> **What you are asked to do**
Tally every line of the material that includes "brand", then give the tally and nothing else.

[Dataset items]
▬▬▬
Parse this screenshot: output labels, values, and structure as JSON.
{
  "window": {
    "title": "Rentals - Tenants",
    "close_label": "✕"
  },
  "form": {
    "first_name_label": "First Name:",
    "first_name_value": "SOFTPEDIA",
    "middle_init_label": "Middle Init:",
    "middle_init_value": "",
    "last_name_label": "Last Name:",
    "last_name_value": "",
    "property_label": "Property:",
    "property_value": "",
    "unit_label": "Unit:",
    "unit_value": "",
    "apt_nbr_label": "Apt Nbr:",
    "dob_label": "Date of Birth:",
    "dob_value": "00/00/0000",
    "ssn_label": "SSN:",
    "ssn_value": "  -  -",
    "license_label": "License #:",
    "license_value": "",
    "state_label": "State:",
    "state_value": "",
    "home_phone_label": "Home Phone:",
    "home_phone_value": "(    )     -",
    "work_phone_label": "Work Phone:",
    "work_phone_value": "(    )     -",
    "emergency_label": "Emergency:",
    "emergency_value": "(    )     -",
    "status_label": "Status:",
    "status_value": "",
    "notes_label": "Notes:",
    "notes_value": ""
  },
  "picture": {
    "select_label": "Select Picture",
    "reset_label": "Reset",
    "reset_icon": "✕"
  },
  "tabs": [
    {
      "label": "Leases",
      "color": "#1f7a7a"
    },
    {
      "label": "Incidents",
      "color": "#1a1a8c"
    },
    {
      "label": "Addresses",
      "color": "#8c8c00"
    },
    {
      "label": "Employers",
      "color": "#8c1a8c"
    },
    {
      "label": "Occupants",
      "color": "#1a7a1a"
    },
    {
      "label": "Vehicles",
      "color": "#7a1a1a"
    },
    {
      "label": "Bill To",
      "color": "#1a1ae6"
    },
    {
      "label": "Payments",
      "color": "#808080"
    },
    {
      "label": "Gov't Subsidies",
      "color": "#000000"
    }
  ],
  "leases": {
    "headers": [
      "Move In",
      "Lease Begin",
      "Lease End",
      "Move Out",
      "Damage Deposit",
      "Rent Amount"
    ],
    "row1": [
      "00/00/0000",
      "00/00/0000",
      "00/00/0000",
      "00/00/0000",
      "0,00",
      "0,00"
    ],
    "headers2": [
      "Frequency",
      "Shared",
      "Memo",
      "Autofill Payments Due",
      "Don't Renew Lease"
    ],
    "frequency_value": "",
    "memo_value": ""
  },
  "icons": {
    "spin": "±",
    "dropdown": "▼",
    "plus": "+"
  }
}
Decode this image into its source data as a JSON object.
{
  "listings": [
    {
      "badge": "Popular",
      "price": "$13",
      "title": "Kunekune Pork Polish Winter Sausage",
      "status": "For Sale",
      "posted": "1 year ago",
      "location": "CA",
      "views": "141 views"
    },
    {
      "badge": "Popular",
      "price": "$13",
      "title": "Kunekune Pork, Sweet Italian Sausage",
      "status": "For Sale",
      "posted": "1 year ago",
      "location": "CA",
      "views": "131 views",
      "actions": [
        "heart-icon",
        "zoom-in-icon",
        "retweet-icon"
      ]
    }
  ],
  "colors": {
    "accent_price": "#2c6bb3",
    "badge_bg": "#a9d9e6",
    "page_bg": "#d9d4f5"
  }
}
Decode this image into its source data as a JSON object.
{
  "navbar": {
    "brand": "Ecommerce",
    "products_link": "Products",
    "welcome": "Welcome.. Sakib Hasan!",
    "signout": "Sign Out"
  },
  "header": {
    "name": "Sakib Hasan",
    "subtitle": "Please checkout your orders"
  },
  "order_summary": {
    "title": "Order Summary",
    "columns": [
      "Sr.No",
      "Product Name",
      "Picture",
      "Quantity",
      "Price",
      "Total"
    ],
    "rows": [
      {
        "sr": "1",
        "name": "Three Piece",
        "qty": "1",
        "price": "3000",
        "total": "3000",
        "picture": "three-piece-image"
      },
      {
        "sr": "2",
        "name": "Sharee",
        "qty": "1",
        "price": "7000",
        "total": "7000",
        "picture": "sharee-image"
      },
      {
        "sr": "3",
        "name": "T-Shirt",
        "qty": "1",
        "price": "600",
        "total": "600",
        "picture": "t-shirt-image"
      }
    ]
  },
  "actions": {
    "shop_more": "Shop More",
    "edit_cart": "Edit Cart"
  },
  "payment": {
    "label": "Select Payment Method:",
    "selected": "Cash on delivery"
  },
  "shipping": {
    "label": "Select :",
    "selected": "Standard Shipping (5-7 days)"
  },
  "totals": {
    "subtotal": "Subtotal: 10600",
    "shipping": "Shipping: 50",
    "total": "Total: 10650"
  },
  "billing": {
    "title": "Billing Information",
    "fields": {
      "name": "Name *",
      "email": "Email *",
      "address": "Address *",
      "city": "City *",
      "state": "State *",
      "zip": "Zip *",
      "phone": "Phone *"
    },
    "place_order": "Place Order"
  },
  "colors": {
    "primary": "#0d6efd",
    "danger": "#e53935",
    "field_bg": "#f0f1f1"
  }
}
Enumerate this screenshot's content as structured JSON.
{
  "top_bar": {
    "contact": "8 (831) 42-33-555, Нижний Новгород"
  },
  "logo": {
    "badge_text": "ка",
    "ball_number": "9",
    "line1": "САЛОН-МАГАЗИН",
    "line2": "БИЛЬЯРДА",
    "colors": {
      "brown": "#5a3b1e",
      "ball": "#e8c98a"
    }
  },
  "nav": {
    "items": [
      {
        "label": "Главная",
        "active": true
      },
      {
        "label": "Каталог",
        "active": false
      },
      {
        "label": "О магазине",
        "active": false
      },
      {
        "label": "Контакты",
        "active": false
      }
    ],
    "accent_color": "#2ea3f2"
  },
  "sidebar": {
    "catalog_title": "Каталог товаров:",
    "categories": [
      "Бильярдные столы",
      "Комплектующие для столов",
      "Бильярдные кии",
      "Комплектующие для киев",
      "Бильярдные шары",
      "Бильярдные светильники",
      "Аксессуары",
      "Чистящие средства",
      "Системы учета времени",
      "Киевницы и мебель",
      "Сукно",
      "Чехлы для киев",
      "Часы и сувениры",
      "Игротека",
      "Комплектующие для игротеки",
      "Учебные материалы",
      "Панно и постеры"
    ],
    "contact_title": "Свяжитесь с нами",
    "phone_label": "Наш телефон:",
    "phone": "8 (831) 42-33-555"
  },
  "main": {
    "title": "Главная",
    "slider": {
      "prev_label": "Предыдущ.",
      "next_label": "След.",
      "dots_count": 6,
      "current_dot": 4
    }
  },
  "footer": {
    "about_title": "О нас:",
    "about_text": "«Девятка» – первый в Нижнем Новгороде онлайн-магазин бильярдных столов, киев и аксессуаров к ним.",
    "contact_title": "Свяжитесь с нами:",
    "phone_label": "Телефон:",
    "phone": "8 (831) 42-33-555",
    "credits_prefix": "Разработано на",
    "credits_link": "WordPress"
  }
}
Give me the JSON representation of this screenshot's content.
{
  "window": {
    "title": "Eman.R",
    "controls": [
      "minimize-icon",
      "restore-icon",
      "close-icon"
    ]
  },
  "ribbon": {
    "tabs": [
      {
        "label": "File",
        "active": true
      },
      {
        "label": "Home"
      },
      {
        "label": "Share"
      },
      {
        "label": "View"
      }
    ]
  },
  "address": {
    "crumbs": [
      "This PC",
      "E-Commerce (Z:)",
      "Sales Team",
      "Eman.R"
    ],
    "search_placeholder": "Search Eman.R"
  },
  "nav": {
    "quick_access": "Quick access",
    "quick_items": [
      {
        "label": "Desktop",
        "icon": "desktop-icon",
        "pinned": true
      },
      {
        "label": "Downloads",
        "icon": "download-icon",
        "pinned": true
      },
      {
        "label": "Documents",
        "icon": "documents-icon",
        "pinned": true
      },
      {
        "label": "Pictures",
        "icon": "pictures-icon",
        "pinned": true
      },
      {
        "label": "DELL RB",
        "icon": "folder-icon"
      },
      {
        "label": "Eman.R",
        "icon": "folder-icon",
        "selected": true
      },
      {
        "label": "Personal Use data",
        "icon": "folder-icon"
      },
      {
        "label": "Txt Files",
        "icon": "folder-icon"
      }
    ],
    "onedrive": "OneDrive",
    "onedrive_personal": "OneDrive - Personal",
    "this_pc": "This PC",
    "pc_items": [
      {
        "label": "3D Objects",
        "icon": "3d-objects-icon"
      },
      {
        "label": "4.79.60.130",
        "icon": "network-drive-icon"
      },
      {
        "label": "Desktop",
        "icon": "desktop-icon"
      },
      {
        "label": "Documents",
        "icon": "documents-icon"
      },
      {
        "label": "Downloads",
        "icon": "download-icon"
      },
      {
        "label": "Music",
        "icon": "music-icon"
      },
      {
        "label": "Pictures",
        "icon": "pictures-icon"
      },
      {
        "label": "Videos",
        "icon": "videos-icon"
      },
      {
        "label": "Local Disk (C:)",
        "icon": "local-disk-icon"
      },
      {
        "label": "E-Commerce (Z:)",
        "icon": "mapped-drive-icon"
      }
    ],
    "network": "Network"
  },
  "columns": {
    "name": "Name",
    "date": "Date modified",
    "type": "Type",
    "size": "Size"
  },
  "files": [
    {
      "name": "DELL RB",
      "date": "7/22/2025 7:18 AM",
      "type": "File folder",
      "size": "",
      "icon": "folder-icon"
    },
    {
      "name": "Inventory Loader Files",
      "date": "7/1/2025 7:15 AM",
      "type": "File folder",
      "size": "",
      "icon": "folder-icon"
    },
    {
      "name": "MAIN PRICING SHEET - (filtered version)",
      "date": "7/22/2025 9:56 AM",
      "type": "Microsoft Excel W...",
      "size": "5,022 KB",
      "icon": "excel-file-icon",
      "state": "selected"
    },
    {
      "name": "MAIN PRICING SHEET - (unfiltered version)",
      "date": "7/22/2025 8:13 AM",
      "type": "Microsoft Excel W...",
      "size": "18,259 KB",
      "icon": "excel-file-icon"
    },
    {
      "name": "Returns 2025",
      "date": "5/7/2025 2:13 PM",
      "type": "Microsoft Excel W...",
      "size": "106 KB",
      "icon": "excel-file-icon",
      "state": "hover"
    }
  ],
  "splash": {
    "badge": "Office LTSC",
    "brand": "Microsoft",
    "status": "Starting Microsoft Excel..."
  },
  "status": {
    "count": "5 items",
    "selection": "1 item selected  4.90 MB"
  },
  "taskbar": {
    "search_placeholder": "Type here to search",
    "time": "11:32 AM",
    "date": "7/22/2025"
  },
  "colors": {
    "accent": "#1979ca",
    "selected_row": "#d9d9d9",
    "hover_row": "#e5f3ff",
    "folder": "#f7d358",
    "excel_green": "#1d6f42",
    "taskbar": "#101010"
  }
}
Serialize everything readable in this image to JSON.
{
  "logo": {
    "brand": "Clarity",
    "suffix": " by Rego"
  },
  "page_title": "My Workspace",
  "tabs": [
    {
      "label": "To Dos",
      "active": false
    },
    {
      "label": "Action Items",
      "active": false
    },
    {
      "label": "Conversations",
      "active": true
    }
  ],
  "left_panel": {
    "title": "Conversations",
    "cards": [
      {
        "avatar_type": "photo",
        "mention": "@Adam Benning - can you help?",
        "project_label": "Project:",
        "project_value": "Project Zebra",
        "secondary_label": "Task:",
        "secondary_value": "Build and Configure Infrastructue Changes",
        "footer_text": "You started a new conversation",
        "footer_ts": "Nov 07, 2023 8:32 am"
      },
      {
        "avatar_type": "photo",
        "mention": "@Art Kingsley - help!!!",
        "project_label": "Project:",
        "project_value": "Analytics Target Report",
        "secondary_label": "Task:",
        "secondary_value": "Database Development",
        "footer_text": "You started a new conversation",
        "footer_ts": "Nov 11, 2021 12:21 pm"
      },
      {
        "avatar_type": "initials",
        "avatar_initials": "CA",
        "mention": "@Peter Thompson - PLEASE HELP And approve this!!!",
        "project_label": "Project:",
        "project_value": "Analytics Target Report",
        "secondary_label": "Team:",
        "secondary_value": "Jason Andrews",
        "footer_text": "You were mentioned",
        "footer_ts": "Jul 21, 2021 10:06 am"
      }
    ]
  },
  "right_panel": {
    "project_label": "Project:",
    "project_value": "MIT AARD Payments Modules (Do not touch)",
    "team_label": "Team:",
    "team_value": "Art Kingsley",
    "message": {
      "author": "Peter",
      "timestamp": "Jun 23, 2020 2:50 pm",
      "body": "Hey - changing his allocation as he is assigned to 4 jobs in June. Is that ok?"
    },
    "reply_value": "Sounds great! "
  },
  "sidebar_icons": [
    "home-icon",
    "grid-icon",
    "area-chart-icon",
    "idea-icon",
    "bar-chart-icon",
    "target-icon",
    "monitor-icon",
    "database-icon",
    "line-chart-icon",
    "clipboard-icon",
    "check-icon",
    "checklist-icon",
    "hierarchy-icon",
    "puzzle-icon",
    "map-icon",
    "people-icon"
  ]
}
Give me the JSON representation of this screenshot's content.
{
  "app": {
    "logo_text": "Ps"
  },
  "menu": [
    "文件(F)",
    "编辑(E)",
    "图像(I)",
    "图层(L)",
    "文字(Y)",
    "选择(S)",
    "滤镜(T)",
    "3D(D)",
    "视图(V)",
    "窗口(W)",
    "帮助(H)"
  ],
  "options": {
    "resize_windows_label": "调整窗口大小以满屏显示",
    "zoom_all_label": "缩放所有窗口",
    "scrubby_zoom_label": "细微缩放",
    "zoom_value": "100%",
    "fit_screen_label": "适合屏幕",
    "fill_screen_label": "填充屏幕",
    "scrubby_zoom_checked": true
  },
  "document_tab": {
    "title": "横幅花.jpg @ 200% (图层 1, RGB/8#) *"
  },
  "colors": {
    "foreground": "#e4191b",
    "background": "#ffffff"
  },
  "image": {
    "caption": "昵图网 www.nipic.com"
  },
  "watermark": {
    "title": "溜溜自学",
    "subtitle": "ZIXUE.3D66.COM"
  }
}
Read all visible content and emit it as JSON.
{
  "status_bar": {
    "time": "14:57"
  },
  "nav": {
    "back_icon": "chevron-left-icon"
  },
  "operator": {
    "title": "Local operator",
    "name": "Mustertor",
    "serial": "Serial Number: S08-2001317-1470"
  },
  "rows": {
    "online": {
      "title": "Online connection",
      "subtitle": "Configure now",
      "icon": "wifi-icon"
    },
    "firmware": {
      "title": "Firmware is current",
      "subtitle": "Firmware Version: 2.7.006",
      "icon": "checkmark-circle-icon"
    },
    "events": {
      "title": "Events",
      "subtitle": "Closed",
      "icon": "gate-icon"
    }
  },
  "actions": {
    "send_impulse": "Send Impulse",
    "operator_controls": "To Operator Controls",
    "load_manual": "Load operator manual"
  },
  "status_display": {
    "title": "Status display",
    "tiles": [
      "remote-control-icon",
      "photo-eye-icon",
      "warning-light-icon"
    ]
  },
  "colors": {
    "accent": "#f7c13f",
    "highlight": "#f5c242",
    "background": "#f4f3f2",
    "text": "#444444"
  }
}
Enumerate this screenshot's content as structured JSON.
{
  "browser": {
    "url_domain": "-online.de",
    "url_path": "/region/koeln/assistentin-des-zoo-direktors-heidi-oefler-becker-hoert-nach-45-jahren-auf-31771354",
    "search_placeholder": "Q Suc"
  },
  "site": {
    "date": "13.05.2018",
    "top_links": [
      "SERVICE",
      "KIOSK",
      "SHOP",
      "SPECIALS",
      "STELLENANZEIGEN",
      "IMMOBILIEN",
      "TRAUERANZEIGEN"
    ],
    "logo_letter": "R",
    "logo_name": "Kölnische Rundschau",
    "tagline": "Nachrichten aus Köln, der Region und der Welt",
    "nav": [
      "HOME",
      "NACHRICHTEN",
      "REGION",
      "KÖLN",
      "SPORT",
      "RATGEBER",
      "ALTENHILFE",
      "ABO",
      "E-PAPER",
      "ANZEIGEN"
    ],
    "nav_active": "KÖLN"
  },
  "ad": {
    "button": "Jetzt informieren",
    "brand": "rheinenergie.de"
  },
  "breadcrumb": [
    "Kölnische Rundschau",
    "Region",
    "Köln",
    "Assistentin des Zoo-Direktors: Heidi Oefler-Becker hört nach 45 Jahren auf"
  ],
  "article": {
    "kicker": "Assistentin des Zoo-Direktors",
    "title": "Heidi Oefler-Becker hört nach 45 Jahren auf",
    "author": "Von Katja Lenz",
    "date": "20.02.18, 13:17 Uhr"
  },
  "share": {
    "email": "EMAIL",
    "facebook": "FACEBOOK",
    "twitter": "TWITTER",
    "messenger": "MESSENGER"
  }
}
▬▬▬
> **Exercise result**
4